Directions – Print every record below exactly as written.

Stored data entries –
--- Begin ---

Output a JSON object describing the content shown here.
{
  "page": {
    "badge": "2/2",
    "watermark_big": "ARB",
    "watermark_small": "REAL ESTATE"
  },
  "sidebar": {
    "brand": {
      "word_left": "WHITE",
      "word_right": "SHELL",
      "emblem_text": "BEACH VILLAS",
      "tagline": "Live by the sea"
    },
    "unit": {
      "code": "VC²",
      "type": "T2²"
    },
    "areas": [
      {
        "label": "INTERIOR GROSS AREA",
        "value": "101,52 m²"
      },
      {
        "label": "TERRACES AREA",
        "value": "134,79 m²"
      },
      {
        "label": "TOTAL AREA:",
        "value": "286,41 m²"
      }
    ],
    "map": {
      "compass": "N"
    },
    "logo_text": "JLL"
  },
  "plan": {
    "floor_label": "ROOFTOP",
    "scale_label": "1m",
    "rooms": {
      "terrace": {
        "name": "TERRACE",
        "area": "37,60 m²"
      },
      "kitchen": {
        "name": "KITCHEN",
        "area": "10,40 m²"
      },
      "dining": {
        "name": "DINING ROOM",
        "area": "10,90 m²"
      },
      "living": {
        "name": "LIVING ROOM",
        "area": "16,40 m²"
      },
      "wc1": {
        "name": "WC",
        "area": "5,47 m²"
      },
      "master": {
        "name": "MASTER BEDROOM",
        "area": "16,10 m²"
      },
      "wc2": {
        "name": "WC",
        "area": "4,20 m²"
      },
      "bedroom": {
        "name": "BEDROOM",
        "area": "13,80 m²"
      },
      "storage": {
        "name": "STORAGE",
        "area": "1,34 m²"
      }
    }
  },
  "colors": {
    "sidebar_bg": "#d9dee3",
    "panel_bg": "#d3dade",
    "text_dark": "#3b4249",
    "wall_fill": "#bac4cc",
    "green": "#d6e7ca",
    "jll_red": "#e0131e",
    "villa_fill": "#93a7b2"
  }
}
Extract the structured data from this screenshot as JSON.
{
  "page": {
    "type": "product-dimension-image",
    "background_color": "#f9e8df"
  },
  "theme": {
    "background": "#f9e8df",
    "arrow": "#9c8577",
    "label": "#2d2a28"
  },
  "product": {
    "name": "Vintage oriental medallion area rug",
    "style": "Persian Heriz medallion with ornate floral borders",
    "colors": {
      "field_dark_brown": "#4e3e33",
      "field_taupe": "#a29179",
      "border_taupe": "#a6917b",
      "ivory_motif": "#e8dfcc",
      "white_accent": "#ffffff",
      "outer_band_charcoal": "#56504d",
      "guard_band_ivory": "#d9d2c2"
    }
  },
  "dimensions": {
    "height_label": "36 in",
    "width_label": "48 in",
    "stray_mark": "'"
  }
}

--- End ---

Exercise output –
Output a JSON object describing the content shown here.
{
  "page": {
    "badge": "2/2",
    "watermark_big": "ARB",
    "watermark_small": "REAL ESTATE"
  },
  "sidebar": {
    "brand": {
      "word_left": "WHITE",
      "word_right": "SHELL",
      "emblem_text": "BEACH VILLAS",
      "tagline": "Live by the sea"
    },
    "unit": {
      "code": "VC²",
      "type": "T2²"
    },
    "areas": [
      {
        "label": "INTERIOR GROSS AREA",
        "value": "101,52 m²"
      },
      {
        "label": "TERRACES AREA",
        "value": "134,79 m²"
      },
      {
        "label": "TOTAL AREA:",
        "value": "286,41 m²"
      }
    ],
    "map": {
      "compass": "N"
    },
    "logo_text": "JLL"
  },
  "plan": {
    "floor_label": "ROOFTOP",
    "scale_label": "1m",
    "rooms": {
      "terrace": {
        "name": "TERRACE",
        "area": "37,60 m²"
      },
      "kitchen": {
        "name": "KITCHEN",
        "area": "10,40 m²"
      },
      "dining": {
        "name": "DINING ROOM",
        "area": "10,90 m²"
      },
      "living": {
        "name": "LIVING ROOM",
        "area": "16,40 m²"
      },
      "wc1": {
        "name": "WC",
        "area": "5,47 m²"
      },
      "master": {
        "name": "MASTER BEDROOM",
        "area": "16,10 m²"
      },
      "wc2": {
        "name": "WC",
        "area": "4,20 m²"
      },
      "bedroom": {
        "name": "BEDROOM",
        "area": "13,80 m²"
      },
      "storage": {
        "name": "STORAGE",
        "area": "1,34 m²"
      }
    }
  },
  "colors": {
    "sidebar_bg": "#d9dee3",
    "panel_bg": "#d3dade",
    "text_dark": "#3b4249",
    "wall_fill": "#bac4cc",
    "green": "#d6e7ca",
    "jll_red": "#e0131e",
    "villa_fill": "#93a7b2"
  }
}
Extract the structured data from this screenshot as JSON.
{
  "page": {
    "type": "product-dimension-image",
    "background_color": "#f9e8df"
  },
  "theme": {
    "background": "#f9e8df",
    "arrow": "#9c8577",
    "label": "#2d2a28"
  },
  "product": {
    "name": "Vintage oriental medallion area rug",
    "style": "Persian Heriz medallion with ornate floral borders",
    "colors": {
      "field_dark_brown": "#4e3e33",
      "field_taupe": "#a29179",
      "border_taupe": "#a6917b",
      "ivory_motif": "#e8dfcc",
      "white_accent": "#ffffff",
      "outer_band_charcoal": "#56504d",
      "guard_band_ivory": "#d9d2c2"
    }
  },
  "dimensions": {
    "height_label": "36 in",
    "width_label": "48 in",
    "stray_mark": "'"
  }
}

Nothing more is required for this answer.